=== Information provided ===

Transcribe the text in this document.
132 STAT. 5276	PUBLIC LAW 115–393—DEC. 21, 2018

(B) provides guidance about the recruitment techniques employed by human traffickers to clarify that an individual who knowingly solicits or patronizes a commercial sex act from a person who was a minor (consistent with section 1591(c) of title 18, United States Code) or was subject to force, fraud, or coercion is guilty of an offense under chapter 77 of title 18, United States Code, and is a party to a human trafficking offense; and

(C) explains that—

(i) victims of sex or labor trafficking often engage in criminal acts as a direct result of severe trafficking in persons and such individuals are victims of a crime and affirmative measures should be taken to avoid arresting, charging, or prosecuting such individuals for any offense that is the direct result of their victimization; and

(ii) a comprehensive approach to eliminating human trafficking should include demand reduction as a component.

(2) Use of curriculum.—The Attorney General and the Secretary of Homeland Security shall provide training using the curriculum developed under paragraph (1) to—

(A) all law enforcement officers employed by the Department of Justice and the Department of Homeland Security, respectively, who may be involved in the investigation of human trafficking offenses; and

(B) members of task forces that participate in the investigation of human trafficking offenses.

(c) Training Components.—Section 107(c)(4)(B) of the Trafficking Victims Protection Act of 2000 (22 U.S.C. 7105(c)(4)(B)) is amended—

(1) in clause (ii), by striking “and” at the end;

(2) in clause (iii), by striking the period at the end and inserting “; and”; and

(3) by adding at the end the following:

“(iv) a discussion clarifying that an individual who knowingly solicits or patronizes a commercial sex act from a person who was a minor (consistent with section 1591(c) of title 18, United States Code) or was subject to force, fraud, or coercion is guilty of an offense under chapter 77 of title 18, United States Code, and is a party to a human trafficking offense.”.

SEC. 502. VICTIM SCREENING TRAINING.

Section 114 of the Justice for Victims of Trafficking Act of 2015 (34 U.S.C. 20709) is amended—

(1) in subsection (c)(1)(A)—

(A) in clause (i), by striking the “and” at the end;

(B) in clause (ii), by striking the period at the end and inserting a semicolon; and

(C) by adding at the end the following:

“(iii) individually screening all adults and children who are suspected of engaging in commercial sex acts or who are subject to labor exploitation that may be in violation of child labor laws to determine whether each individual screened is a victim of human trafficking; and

===

# Task details
Retype all of the material above with every character intact.

# Result of the task
Transcribe the text in this document.
132 STAT. 5276	PUBLIC LAW 115–393—DEC. 21, 2018

(B) provides guidance about the recruitment techniques employed by human traffickers to clarify that an individual who knowingly solicits or patronizes a commercial sex act from a person who was a minor (consistent with section 1591(c) of title 18, United States Code) or was subject to force, fraud, or coercion is guilty of an offense under chapter 77 of title 18, United States Code, and is a party to a human trafficking offense; and

(C) explains that—

(i) victims of sex or labor trafficking often engage in criminal acts as a direct result of severe trafficking in persons and such individuals are victims of a crime and affirmative measures should be taken to avoid arresting, charging, or prosecuting such individuals for any offense that is the direct result of their victimization; and

(ii) a comprehensive approach to eliminating human trafficking should include demand reduction as a component.

(2) Use of curriculum.—The Attorney General and the Secretary of Homeland Security shall provide training using the curriculum developed under paragraph (1) to—

(A) all law enforcement officers employed by the Department of Justice and the Department of Homeland Security, respectively, who may be involved in the investigation of human trafficking offenses; and

(B) members of task forces that participate in the investigation of human trafficking offenses.

(c) Training Components.—Section 107(c)(4)(B) of the Trafficking Victims Protection Act of 2000 (22 U.S.C. 7105(c)(4)(B)) is amended—

(1) in clause (ii), by striking “and” at the end;

(2) in clause (iii), by striking the period at the end and inserting “; and”; and

(3) by adding at the end the following:

“(iv) a discussion clarifying that an individual who knowingly solicits or patronizes a commercial sex act from a person who was a minor (consistent with section 1591(c) of title 18, United States Code) or was subject to force, fraud, or coercion is guilty of an offense under chapter 77 of title 18, United States Code, and is a party to a human trafficking offense.”.

SEC. 502. VICTIM SCREENING TRAINING.

Section 114 of the Justice for Victims of Trafficking Act of 2015 (34 U.S.C. 20709) is amended—

(1) in subsection (c)(1)(A)—

(A) in clause (i), by striking the “and” at the end;

(B) in clause (ii), by striking the period at the end and inserting a semicolon; and

(C) by adding at the end the following:

“(iii) individually screening all adults and children who are suspected of engaging in commercial sex acts or who are subject to labor exploitation that may be in violation of child labor laws to determine whether each individual screened is a victim of human trafficking; and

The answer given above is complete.